===== RECORDS PROVIDED

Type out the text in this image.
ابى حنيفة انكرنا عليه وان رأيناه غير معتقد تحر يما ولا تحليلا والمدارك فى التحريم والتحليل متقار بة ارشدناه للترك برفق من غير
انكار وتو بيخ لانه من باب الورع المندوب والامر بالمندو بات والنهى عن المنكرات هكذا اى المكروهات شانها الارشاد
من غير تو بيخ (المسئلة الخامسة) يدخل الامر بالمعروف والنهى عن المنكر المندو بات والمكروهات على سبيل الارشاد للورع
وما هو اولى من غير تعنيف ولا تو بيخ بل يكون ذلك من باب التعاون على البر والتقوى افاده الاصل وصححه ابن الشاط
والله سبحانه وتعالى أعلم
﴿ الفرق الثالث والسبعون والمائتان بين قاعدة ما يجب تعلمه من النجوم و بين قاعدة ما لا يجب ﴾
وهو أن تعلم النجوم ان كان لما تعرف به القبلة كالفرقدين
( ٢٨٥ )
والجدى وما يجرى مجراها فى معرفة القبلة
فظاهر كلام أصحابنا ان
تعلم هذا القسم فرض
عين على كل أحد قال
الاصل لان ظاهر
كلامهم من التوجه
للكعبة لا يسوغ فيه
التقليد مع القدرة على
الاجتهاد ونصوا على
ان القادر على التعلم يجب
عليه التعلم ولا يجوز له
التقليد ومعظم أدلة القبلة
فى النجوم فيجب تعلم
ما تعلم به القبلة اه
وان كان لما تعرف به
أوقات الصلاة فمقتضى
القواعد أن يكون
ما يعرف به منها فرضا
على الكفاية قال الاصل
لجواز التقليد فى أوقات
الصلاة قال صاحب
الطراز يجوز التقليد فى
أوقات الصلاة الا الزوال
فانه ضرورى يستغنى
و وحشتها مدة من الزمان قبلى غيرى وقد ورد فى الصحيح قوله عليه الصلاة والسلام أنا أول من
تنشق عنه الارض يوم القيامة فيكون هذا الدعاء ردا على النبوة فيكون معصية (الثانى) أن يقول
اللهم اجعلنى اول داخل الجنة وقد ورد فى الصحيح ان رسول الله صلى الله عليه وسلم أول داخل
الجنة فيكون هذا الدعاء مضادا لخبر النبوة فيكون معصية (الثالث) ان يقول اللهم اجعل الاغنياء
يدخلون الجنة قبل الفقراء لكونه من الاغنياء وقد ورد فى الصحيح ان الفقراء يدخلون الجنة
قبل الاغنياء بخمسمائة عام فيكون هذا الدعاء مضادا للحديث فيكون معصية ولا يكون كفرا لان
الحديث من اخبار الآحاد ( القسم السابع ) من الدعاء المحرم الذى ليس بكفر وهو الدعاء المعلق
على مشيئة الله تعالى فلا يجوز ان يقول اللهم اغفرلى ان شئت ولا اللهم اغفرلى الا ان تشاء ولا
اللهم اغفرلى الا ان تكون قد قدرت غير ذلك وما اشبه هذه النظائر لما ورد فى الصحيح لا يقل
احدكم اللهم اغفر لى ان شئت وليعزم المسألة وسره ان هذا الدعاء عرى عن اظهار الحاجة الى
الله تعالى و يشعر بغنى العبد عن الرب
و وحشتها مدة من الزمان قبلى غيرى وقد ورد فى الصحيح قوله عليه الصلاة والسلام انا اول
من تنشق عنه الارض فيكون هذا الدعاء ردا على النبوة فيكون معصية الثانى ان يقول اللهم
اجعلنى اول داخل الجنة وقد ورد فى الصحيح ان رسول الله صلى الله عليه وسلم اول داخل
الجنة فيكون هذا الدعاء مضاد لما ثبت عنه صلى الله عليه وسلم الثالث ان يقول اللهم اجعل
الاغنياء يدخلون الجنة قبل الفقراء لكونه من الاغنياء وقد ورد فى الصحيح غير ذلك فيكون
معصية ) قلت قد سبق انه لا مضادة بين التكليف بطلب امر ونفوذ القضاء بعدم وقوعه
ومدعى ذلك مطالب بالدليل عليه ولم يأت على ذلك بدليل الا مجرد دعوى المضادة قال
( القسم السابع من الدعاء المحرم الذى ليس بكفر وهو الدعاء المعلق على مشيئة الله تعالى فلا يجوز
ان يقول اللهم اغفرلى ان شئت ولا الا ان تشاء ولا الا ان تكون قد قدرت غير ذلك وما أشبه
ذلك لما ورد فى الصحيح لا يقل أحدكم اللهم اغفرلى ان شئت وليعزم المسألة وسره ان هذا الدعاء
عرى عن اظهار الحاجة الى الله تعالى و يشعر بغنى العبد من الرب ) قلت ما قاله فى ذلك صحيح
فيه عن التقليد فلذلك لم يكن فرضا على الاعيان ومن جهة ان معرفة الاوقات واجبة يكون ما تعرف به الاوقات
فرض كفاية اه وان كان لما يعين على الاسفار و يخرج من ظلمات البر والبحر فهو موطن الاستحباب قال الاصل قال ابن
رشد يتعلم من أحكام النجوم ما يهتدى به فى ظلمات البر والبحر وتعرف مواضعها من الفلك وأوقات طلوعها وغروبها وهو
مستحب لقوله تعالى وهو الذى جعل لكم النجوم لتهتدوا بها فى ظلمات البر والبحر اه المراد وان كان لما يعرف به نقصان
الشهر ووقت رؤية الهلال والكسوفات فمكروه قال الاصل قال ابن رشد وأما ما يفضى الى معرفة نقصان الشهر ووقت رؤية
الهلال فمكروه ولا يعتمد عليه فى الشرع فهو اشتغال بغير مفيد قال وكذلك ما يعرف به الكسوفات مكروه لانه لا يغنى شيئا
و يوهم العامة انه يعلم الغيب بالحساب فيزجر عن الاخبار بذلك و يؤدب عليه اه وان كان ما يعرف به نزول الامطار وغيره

==========

• **PROBLEM REQUIREMENTS**: Transcribe the material exactly as it reads.

• **WRITTEN SOLUTION**:
Type out the text in this image.
ابى حنيفة انكرنا عليه وان رأيناه غير معتقد تحر يما ولا تحليلا والمدارك فى التحريم والتحليل متقار بة ارشدناه للترك برفق من غير
انكار وتو بيخ لانه من باب الورع المندوب والامر بالمندو بات والنهى عن المنكرات هكذا اى المكروهات شانها الارشاد
من غير تو بيخ (المسئلة الخامسة) يدخل الامر بالمعروف والنهى عن المنكر المندو بات والمكروهات على سبيل الارشاد للورع
وما هو اولى من غير تعنيف ولا تو بيخ بل يكون ذلك من باب التعاون على البر والتقوى افاده الاصل وصححه ابن الشاط
والله سبحانه وتعالى أعلم
﴿ الفرق الثالث والسبعون والمائتان بين قاعدة ما يجب تعلمه من النجوم و بين قاعدة ما لا يجب ﴾
وهو أن تعلم النجوم ان كان لما تعرف به القبلة كالفرقدين
( ٢٨٥ )
والجدى وما يجرى مجراها فى معرفة القبلة
فظاهر كلام أصحابنا ان
تعلم هذا القسم فرض
عين على كل أحد قال
الاصل لان ظاهر
كلامهم من التوجه
للكعبة لا يسوغ فيه
التقليد مع القدرة على
الاجتهاد ونصوا على
ان القادر على التعلم يجب
عليه التعلم ولا يجوز له
التقليد ومعظم أدلة القبلة
فى النجوم فيجب تعلم
ما تعلم به القبلة اه
وان كان لما تعرف به
أوقات الصلاة فمقتضى
القواعد أن يكون
ما يعرف به منها فرضا
على الكفاية قال الاصل
لجواز التقليد فى أوقات
الصلاة قال صاحب
الطراز يجوز التقليد فى
أوقات الصلاة الا الزوال
فانه ضرورى يستغنى
و وحشتها مدة من الزمان قبلى غيرى وقد ورد فى الصحيح قوله عليه الصلاة والسلام أنا أول من
تنشق عنه الارض يوم القيامة فيكون هذا الدعاء ردا على النبوة فيكون معصية (الثانى) أن يقول
اللهم اجعلنى اول داخل الجنة وقد ورد فى الصحيح ان رسول الله صلى الله عليه وسلم أول داخل
الجنة فيكون هذا الدعاء مضادا لخبر النبوة فيكون معصية (الثالث) ان يقول اللهم اجعل الاغنياء
يدخلون الجنة قبل الفقراء لكونه من الاغنياء وقد ورد فى الصحيح ان الفقراء يدخلون الجنة
قبل الاغنياء بخمسمائة عام فيكون هذا الدعاء مضادا للحديث فيكون معصية ولا يكون كفرا لان
الحديث من اخبار الآحاد ( القسم السابع ) من الدعاء المحرم الذى ليس بكفر وهو الدعاء المعلق
على مشيئة الله تعالى فلا يجوز ان يقول اللهم اغفرلى ان شئت ولا اللهم اغفرلى الا ان تشاء ولا
اللهم اغفرلى الا ان تكون قد قدرت غير ذلك وما اشبه هذه النظائر لما ورد فى الصحيح لا يقل
احدكم اللهم اغفر لى ان شئت وليعزم المسألة وسره ان هذا الدعاء عرى عن اظهار الحاجة الى
الله تعالى و يشعر بغنى العبد عن الرب
و وحشتها مدة من الزمان قبلى غيرى وقد ورد فى الصحيح قوله عليه الصلاة والسلام انا اول
من تنشق عنه الارض فيكون هذا الدعاء ردا على النبوة فيكون معصية الثانى ان يقول اللهم
اجعلنى اول داخل الجنة وقد ورد فى الصحيح ان رسول الله صلى الله عليه وسلم اول داخل
الجنة فيكون هذا الدعاء مضاد لما ثبت عنه صلى الله عليه وسلم الثالث ان يقول اللهم اجعل
الاغنياء يدخلون الجنة قبل الفقراء لكونه من الاغنياء وقد ورد فى الصحيح غير ذلك فيكون
معصية ) قلت قد سبق انه لا مضادة بين التكليف بطلب امر ونفوذ القضاء بعدم وقوعه
ومدعى ذلك مطالب بالدليل عليه ولم يأت على ذلك بدليل الا مجرد دعوى المضادة قال
( القسم السابع من الدعاء المحرم الذى ليس بكفر وهو الدعاء المعلق على مشيئة الله تعالى فلا يجوز
ان يقول اللهم اغفرلى ان شئت ولا الا ان تشاء ولا الا ان تكون قد قدرت غير ذلك وما أشبه
ذلك لما ورد فى الصحيح لا يقل أحدكم اللهم اغفرلى ان شئت وليعزم المسألة وسره ان هذا الدعاء
عرى عن اظهار الحاجة الى الله تعالى و يشعر بغنى العبد من الرب ) قلت ما قاله فى ذلك صحيح
فيه عن التقليد فلذلك لم يكن فرضا على الاعيان ومن جهة ان معرفة الاوقات واجبة يكون ما تعرف به الاوقات
فرض كفاية اه وان كان لما يعين على الاسفار و يخرج من ظلمات البر والبحر فهو موطن الاستحباب قال الاصل قال ابن
رشد يتعلم من أحكام النجوم ما يهتدى به فى ظلمات البر والبحر وتعرف مواضعها من الفلك وأوقات طلوعها وغروبها وهو
مستحب لقوله تعالى وهو الذى جعل لكم النجوم لتهتدوا بها فى ظلمات البر والبحر اه المراد وان كان لما يعرف به نقصان
الشهر ووقت رؤية الهلال والكسوفات فمكروه قال الاصل قال ابن رشد وأما ما يفضى الى معرفة نقصان الشهر ووقت رؤية
الهلال فمكروه ولا يعتمد عليه فى الشرع فهو اشتغال بغير مفيد قال وكذلك ما يعرف به الكسوفات مكروه لانه لا يغنى شيئا
و يوهم العامة انه يعلم الغيب بالحساب فيزجر عن الاخبار بذلك و يؤدب عليه اه وان كان ما يعرف به نزول الامطار وغيره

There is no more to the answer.